Description of the task — The records that follow are to be repeated without alteration.

Given records —
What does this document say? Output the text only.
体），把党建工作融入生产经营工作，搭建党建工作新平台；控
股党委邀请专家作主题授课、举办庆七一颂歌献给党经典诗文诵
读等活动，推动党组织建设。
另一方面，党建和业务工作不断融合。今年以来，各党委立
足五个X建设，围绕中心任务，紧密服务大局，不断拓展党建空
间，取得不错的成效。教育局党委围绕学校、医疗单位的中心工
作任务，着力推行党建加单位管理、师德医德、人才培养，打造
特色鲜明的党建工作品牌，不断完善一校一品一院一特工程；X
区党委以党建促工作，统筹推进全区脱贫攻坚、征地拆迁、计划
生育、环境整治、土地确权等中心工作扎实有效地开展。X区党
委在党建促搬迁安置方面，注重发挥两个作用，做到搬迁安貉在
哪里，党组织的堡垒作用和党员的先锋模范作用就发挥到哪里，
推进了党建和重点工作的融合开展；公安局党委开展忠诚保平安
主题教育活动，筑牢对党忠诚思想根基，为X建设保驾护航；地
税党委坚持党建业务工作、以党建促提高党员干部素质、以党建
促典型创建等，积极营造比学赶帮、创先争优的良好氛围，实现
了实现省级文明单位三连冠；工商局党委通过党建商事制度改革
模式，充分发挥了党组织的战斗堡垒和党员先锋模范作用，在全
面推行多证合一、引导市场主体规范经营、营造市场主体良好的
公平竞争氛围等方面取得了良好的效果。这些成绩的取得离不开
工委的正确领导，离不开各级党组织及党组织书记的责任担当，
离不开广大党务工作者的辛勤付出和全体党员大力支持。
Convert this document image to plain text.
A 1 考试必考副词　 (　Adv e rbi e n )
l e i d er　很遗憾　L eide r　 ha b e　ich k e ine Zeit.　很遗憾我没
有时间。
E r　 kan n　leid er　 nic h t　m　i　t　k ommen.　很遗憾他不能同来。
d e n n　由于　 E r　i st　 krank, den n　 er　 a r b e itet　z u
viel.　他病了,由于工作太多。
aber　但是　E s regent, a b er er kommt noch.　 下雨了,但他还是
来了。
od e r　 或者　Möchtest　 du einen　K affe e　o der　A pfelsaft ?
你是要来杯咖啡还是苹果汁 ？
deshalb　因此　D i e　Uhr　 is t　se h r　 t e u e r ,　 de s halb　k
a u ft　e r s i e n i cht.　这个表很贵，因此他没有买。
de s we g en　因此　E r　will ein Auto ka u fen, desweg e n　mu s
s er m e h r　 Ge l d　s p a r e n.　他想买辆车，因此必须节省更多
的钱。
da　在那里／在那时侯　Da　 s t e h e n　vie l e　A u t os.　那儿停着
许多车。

Solution to this task —
What does this document say? Output the text only.
体），把党建工作融入生产经营工作，搭建党建工作新平台；控
股党委邀请专家作主题授课、举办庆七一颂歌献给党经典诗文诵
读等活动，推动党组织建设。
另一方面，党建和业务工作不断融合。今年以来，各党委立
足五个X建设，围绕中心任务，紧密服务大局，不断拓展党建空
间，取得不错的成效。教育局党委围绕学校、医疗单位的中心工
作任务，着力推行党建加单位管理、师德医德、人才培养，打造
特色鲜明的党建工作品牌，不断完善一校一品一院一特工程；X
区党委以党建促工作，统筹推进全区脱贫攻坚、征地拆迁、计划
生育、环境整治、土地确权等中心工作扎实有效地开展。X区党
委在党建促搬迁安置方面，注重发挥两个作用，做到搬迁安貉在
哪里，党组织的堡垒作用和党员的先锋模范作用就发挥到哪里，
推进了党建和重点工作的融合开展；公安局党委开展忠诚保平安
主题教育活动，筑牢对党忠诚思想根基，为X建设保驾护航；地
税党委坚持党建业务工作、以党建促提高党员干部素质、以党建
促典型创建等，积极营造比学赶帮、创先争优的良好氛围，实现
了实现省级文明单位三连冠；工商局党委通过党建商事制度改革
模式，充分发挥了党组织的战斗堡垒和党员先锋模范作用，在全
面推行多证合一、引导市场主体规范经营、营造市场主体良好的
公平竞争氛围等方面取得了良好的效果。这些成绩的取得离不开
工委的正确领导，离不开各级党组织及党组织书记的责任担当，
离不开广大党务工作者的辛勤付出和全体党员大力支持。
Convert this document image to plain text.
A 1 考试必考副词　 (　Adv e rbi e n )
l e i d er　很遗憾　L eide r　 ha b e　ich k e ine Zeit.　很遗憾我没
有时间。
E r　 kan n　leid er　 nic h t　m　i　t　k ommen.　很遗憾他不能同来。
d e n n　由于　 E r　i st　 krank, den n　 er　 a r b e itet　z u
viel.　他病了,由于工作太多。
aber　但是　E s regent, a b er er kommt noch.　 下雨了,但他还是
来了。
od e r　 或者　Möchtest　 du einen　K affe e　o der　A pfelsaft ?
你是要来杯咖啡还是苹果汁 ？
deshalb　因此　D i e　Uhr　 is t　se h r　 t e u e r ,　 de s halb　k
a u ft　e r s i e n i cht.　这个表很贵，因此他没有买。
de s we g en　因此　E r　will ein Auto ka u fen, desweg e n　mu s
s er m e h r　 Ge l d　s p a r e n.　他想买辆车，因此必须节省更多
的钱。
da　在那里／在那时侯　Da　 s t e h e n　vie l e　A u t os.　那儿停着
许多车。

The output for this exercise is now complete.